CHALLENGE: Transcribe the material exactly. Images do not belong in the copy.

Records from a collection:
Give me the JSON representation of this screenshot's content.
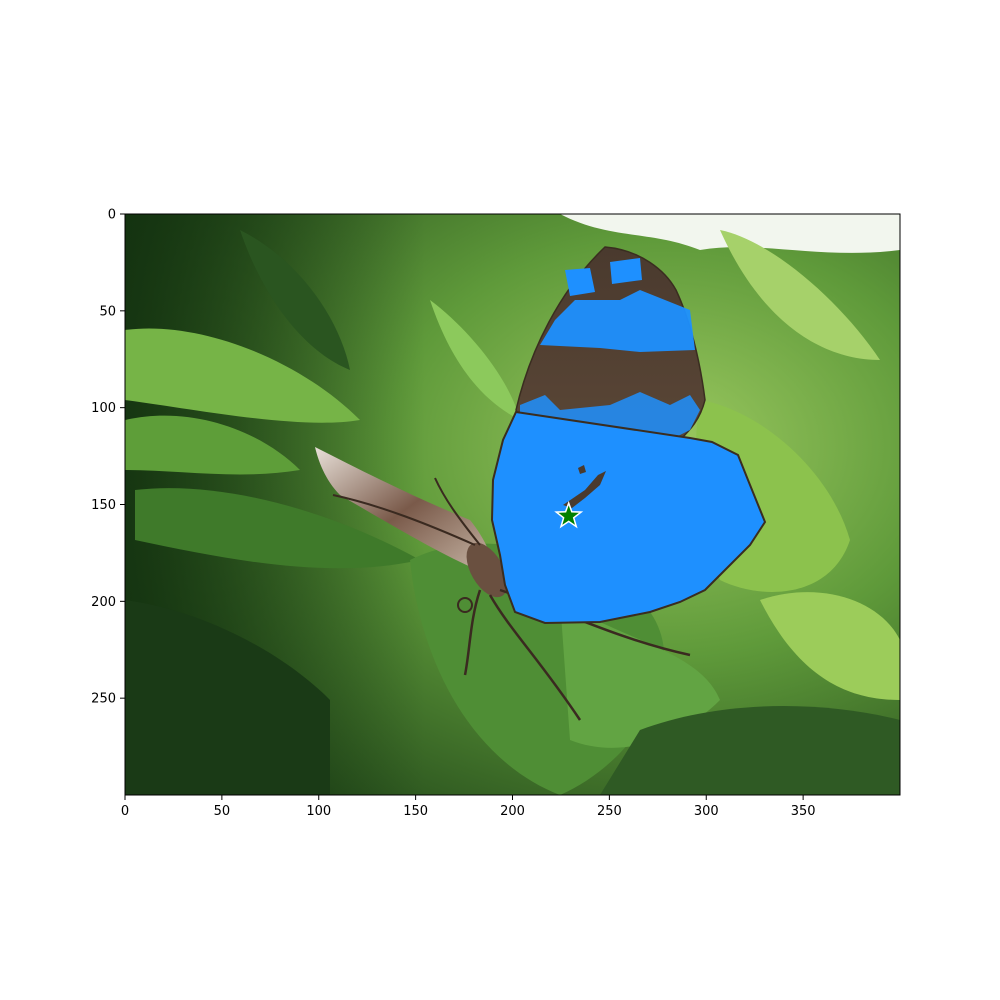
{
  "figure": {
    "image_width": 400,
    "image_height": 300,
    "x_ticks": [
      0,
      50,
      100,
      150,
      200,
      250,
      300,
      350
    ],
    "y_ticks": [
      0,
      50,
      100,
      150,
      200,
      250
    ],
    "mask_color": "#1E90FF",
    "point_marker": {
      "x": 229,
      "y": 156,
      "color": "#008000",
      "shape": "star"
    }
  }
}
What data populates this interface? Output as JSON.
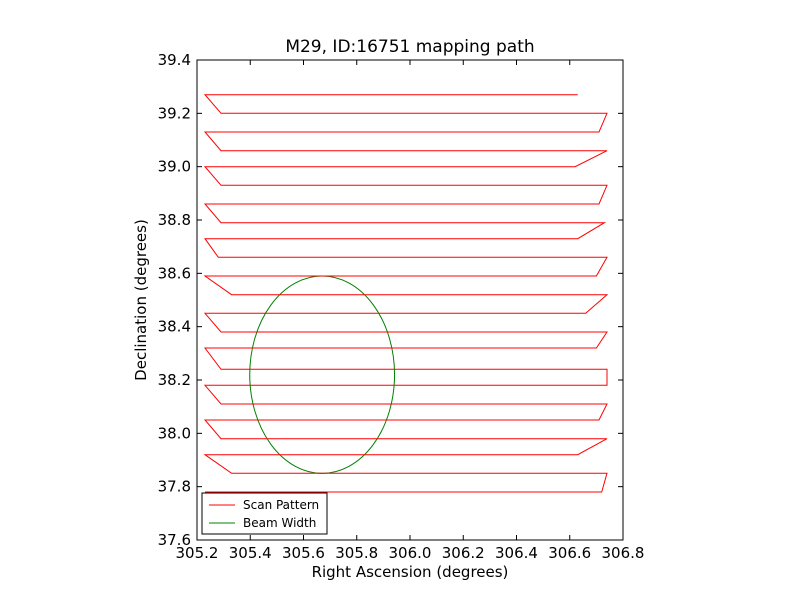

FULL SOLUTION:
Give me the JSON representation of this screenshot's content.
{
  "figure": {
    "image_width": 400,
    "image_height": 300,
    "x_ticks": [
      0,
      50,
      100,
      150,
      200,
      250,
      300,
      350
    ],
    "y_ticks": [
      0,
      50,
      100,
      150,
      200,
      250
    ],
    "mask_color": "#1E90FF",
    "point_marker": {
      "x": 229,
      "y": 156,
      "color": "#008000",
      "shape": "star"
    }
  }
}
What data populates this interface? Output as JSON.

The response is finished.